◆ **Task data**:

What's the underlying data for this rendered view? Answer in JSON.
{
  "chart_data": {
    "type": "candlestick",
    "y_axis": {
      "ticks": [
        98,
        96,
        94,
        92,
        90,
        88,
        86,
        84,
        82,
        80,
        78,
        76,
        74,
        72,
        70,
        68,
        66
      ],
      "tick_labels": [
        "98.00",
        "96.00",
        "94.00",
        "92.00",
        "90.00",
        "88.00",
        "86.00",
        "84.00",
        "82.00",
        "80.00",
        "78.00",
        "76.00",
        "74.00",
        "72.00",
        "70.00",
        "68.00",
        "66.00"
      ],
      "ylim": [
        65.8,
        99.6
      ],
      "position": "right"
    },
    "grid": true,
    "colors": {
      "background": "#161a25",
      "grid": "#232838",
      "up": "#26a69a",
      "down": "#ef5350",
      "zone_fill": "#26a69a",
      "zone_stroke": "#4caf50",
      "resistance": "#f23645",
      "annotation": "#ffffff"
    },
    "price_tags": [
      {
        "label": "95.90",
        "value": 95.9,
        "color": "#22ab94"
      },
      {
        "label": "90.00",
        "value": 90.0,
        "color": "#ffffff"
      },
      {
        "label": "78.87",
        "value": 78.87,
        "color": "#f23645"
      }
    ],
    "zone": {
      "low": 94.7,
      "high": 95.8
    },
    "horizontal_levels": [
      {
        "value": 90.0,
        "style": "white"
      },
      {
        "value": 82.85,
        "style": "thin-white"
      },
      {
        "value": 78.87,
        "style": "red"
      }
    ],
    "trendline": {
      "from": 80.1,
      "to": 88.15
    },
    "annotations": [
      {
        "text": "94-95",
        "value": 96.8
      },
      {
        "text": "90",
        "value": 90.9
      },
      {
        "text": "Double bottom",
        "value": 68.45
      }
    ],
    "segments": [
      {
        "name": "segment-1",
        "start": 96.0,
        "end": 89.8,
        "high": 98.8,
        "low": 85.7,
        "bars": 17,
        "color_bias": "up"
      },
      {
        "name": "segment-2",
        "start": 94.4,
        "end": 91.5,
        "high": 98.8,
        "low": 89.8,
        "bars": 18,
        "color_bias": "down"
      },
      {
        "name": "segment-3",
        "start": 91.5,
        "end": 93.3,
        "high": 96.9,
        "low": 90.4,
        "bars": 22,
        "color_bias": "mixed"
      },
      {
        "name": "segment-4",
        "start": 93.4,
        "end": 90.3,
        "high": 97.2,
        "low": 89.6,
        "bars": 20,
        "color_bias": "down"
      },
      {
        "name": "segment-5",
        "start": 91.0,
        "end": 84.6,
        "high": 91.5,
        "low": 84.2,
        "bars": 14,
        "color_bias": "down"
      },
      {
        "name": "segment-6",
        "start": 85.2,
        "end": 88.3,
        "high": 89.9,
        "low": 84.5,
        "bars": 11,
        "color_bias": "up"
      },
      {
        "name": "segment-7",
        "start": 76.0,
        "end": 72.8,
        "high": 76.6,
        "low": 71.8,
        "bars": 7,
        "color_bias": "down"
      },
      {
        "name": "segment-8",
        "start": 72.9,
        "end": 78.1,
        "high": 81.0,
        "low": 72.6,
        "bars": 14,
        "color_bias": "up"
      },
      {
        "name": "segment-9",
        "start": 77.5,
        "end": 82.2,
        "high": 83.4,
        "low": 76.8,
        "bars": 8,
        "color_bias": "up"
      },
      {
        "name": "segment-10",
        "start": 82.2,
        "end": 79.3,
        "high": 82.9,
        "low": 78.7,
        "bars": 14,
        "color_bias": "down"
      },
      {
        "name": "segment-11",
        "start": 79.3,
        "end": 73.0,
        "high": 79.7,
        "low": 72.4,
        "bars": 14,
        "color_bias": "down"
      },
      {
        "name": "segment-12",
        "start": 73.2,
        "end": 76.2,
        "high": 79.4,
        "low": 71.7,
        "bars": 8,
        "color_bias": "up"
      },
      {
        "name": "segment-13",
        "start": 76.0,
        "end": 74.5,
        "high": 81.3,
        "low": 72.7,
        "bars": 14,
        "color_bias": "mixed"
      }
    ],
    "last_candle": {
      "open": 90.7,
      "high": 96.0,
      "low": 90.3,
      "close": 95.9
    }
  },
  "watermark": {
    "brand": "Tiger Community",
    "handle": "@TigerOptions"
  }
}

◆ **Job**: Exactly reproduce every record.

◆ **Written reply**:
What's the underlying data for this rendered view? Answer in JSON.
{
  "chart_data": {
    "type": "candlestick",
    "y_axis": {
      "ticks": [
        98,
        96,
        94,
        92,
        90,
        88,
        86,
        84,
        82,
        80,
        78,
        76,
        74,
        72,
        70,
        68,
        66
      ],
      "tick_labels": [
        "98.00",
        "96.00",
        "94.00",
        "92.00",
        "90.00",
        "88.00",
        "86.00",
        "84.00",
        "82.00",
        "80.00",
        "78.00",
        "76.00",
        "74.00",
        "72.00",
        "70.00",
        "68.00",
        "66.00"
      ],
      "ylim": [
        65.8,
        99.6
      ],
      "position": "right"
    },
    "grid": true,
    "colors": {
      "background": "#161a25",
      "grid": "#232838",
      "up": "#26a69a",
      "down": "#ef5350",
      "zone_fill": "#26a69a",
      "zone_stroke": "#4caf50",
      "resistance": "#f23645",
      "annotation": "#ffffff"
    },
    "price_tags": [
      {
        "label": "95.90",
        "value": 95.9,
        "color": "#22ab94"
      },
      {
        "label": "90.00",
        "value": 90.0,
        "color": "#ffffff"
      },
      {
        "label": "78.87",
        "value": 78.87,
        "color": "#f23645"
      }
    ],
    "zone": {
      "low": 94.7,
      "high": 95.8
    },
    "horizontal_levels": [
      {
        "value": 90.0,
        "style": "white"
      },
      {
        "value": 82.85,
        "style": "thin-white"
      },
      {
        "value": 78.87,
        "style": "red"
      }
    ],
    "trendline": {
      "from": 80.1,
      "to": 88.15
    },
    "annotations": [
      {
        "text": "94-95",
        "value": 96.8
      },
      {
        "text": "90",
        "value": 90.9
      },
      {
        "text": "Double bottom",
        "value": 68.45
      }
    ],
    "segments": [
      {
        "name": "segment-1",
        "start": 96.0,
        "end": 89.8,
        "high": 98.8,
        "low": 85.7,
        "bars": 17,
        "color_bias": "up"
      },
      {
        "name": "segment-2",
        "start": 94.4,
        "end": 91.5,
        "high": 98.8,
        "low": 89.8,
        "bars": 18,
        "color_bias": "down"
      },
      {
        "name": "segment-3",
        "start": 91.5,
        "end": 93.3,
        "high": 96.9,
        "low": 90.4,
        "bars": 22,
        "color_bias": "mixed"
      },
      {
        "name": "segment-4",
        "start": 93.4,
        "end": 90.3,
        "high": 97.2,
        "low": 89.6,
        "bars": 20,
        "color_bias": "down"
      },
      {
        "name": "segment-5",
        "start": 91.0,
        "end": 84.6,
        "high": 91.5,
        "low": 84.2,
        "bars": 14,
        "color_bias": "down"
      },
      {
        "name": "segment-6",
        "start": 85.2,
        "end": 88.3,
        "high": 89.9,
        "low": 84.5,
        "bars": 11,
        "color_bias": "up"
      },
      {
        "name": "segment-7",
        "start": 76.0,
        "end": 72.8,
        "high": 76.6,
        "low": 71.8,
        "bars": 7,
        "color_bias": "down"
      },
      {
        "name": "segment-8",
        "start": 72.9,
        "end": 78.1,
        "high": 81.0,
        "low": 72.6,
        "bars": 14,
        "color_bias": "up"
      },
      {
        "name": "segment-9",
        "start": 77.5,
        "end": 82.2,
        "high": 83.4,
        "low": 76.8,
        "bars": 8,
        "color_bias": "up"
      },
      {
        "name": "segment-10",
        "start": 82.2,
        "end": 79.3,
        "high": 82.9,
        "low": 78.7,
        "bars": 14,
        "color_bias": "down"
      },
      {
        "name": "segment-11",
        "start": 79.3,
        "end": 73.0,
        "high": 79.7,
        "low": 72.4,
        "bars": 14,
        "color_bias": "down"
      },
      {
        "name": "segment-12",
        "start": 73.2,
        "end": 76.2,
        "high": 79.4,
        "low": 71.7,
        "bars": 8,
        "color_bias": "up"
      },
      {
        "name": "segment-13",
        "start": 76.0,
        "end": 74.5,
        "high": 81.3,
        "low": 72.7,
        "bars": 14,
        "color_bias": "mixed"
      }
    ],
    "last_candle": {
      "open": 90.7,
      "high": 96.0,
      "low": 90.3,
      "close": 95.9
    }
  },
  "watermark": {
    "brand": "Tiger Community",
    "handle": "@TigerOptions"
  }
}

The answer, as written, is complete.